> To be done: Lift every line from the entries that includes the word "sanctimoniam".

[Items from a data source]
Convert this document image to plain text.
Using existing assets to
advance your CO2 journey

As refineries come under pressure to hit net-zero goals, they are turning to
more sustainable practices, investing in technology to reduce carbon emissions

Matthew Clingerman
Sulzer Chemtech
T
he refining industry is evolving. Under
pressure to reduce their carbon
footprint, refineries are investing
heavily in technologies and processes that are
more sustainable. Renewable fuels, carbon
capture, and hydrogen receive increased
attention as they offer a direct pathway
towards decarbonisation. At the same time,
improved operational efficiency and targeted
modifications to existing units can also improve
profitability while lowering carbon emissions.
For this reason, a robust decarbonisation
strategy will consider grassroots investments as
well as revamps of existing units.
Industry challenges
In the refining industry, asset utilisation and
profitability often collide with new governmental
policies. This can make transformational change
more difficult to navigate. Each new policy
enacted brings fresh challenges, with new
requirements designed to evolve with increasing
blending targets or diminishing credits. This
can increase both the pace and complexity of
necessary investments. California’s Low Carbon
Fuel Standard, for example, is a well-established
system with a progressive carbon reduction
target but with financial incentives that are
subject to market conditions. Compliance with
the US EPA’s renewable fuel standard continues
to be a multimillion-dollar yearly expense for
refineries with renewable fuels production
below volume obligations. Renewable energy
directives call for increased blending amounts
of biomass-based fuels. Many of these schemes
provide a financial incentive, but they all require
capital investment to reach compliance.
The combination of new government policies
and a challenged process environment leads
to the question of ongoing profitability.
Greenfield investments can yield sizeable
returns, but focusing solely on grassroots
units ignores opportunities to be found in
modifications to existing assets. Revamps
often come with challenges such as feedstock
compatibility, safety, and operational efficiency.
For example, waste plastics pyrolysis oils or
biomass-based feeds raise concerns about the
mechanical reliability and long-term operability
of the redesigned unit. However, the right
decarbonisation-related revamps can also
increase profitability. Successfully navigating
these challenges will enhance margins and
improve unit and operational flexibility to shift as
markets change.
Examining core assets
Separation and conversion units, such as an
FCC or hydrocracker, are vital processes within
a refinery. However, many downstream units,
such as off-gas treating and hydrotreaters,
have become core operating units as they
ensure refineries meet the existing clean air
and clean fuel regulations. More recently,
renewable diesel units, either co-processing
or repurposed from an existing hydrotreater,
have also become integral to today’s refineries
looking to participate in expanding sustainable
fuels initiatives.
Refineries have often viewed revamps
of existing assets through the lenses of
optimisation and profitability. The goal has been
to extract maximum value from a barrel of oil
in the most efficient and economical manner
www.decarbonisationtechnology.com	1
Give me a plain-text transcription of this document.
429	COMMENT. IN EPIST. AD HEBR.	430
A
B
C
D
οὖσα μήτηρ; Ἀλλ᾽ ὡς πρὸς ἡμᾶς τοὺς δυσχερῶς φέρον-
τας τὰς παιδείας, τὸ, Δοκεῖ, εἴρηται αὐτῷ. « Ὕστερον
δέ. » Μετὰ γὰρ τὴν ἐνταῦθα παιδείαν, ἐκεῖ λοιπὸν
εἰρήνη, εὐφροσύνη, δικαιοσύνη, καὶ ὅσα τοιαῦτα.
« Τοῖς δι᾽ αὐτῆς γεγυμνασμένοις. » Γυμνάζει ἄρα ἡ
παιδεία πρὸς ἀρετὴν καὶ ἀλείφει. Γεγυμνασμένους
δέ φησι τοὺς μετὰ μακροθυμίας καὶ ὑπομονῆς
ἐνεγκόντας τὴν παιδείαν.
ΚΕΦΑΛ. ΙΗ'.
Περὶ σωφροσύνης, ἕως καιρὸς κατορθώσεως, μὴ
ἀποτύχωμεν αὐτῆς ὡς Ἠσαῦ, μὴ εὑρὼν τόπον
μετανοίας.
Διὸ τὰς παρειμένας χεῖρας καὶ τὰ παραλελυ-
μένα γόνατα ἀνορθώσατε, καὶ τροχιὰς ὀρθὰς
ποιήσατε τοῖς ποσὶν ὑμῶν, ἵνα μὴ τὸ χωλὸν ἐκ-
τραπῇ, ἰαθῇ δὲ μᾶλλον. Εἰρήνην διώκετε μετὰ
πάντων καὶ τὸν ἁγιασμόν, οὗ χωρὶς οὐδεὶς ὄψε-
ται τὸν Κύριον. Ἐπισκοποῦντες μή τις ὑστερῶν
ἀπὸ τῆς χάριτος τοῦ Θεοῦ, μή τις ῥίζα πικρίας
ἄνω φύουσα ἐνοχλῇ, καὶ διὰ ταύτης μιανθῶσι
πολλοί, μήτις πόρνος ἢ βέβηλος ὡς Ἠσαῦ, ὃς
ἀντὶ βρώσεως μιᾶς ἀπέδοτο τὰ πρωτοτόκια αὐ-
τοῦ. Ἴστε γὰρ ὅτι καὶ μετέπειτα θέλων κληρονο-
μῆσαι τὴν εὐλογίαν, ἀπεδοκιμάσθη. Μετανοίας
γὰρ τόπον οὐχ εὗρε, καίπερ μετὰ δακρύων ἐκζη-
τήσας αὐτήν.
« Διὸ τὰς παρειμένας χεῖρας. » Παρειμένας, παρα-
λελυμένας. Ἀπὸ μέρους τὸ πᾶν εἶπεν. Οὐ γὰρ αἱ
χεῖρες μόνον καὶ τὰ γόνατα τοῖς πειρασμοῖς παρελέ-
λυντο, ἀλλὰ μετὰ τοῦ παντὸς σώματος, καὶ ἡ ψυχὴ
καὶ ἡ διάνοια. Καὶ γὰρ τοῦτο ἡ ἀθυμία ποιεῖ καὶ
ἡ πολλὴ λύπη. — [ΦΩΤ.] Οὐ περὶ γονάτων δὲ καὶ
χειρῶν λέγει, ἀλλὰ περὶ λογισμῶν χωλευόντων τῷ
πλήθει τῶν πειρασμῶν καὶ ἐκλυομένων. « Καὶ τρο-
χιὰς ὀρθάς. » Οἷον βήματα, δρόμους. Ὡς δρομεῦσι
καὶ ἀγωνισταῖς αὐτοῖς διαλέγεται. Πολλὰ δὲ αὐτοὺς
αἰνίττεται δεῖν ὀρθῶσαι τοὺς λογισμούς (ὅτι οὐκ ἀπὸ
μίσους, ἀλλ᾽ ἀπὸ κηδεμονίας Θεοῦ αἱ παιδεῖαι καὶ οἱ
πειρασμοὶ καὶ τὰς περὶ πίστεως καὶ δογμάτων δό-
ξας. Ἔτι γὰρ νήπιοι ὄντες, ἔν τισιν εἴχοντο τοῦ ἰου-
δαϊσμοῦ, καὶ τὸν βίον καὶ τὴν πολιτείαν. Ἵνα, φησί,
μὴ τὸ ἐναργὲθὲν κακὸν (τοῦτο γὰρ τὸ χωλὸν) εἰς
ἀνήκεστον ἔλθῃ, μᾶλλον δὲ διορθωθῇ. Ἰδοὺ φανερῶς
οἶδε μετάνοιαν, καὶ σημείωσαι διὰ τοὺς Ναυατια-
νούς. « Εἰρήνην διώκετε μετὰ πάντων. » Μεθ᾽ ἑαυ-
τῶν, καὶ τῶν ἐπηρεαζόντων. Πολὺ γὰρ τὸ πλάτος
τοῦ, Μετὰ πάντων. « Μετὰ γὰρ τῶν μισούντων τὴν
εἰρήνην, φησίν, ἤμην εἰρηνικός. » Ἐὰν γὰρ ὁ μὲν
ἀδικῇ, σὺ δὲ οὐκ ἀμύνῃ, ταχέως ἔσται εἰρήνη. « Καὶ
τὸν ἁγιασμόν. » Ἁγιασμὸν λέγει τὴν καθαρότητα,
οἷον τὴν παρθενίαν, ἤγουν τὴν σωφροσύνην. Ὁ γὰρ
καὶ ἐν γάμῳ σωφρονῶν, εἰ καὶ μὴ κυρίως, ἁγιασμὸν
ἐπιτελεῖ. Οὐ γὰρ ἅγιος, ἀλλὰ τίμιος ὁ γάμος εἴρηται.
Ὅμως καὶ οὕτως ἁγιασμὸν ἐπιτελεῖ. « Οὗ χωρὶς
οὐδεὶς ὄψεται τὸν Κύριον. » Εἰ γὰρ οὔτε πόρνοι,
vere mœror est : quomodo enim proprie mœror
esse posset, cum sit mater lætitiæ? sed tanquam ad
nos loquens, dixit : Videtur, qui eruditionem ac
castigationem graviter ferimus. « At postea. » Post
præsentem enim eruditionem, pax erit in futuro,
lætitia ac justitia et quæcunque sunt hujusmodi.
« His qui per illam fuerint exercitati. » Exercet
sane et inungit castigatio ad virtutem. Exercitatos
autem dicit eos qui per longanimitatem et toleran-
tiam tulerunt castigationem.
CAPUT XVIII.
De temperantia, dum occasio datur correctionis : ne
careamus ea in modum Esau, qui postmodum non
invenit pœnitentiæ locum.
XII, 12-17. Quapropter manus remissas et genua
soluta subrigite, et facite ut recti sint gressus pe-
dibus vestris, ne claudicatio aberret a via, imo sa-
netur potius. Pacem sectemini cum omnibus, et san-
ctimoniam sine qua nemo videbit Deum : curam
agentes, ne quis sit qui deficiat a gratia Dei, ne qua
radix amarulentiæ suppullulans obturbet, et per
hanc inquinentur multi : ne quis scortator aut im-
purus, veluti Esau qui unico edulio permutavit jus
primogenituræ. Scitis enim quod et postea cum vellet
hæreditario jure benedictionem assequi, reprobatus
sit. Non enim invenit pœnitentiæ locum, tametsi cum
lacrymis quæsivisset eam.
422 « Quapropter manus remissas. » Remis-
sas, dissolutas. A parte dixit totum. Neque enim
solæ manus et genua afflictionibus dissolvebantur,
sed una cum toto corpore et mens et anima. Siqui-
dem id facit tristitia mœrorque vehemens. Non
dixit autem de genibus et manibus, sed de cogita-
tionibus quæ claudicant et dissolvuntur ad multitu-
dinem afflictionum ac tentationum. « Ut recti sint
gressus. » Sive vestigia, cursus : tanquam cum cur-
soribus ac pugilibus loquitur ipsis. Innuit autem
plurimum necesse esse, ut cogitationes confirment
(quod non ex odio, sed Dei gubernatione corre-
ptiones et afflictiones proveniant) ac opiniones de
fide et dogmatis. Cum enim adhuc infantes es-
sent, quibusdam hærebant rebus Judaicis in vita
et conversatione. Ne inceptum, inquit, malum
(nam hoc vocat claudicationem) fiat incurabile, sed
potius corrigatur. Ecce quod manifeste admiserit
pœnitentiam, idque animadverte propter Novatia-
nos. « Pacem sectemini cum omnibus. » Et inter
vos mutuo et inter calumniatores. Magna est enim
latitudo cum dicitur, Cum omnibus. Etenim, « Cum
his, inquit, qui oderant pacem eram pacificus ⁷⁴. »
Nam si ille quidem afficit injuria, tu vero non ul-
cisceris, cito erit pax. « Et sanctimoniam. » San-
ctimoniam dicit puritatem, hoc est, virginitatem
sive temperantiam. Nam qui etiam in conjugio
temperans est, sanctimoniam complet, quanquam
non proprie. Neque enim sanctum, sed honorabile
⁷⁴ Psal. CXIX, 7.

> Result of the exercise:
cisceris, cito erit pax. « Et sanctimoniam. » San-
temperans est, sanctimoniam complet, quanquam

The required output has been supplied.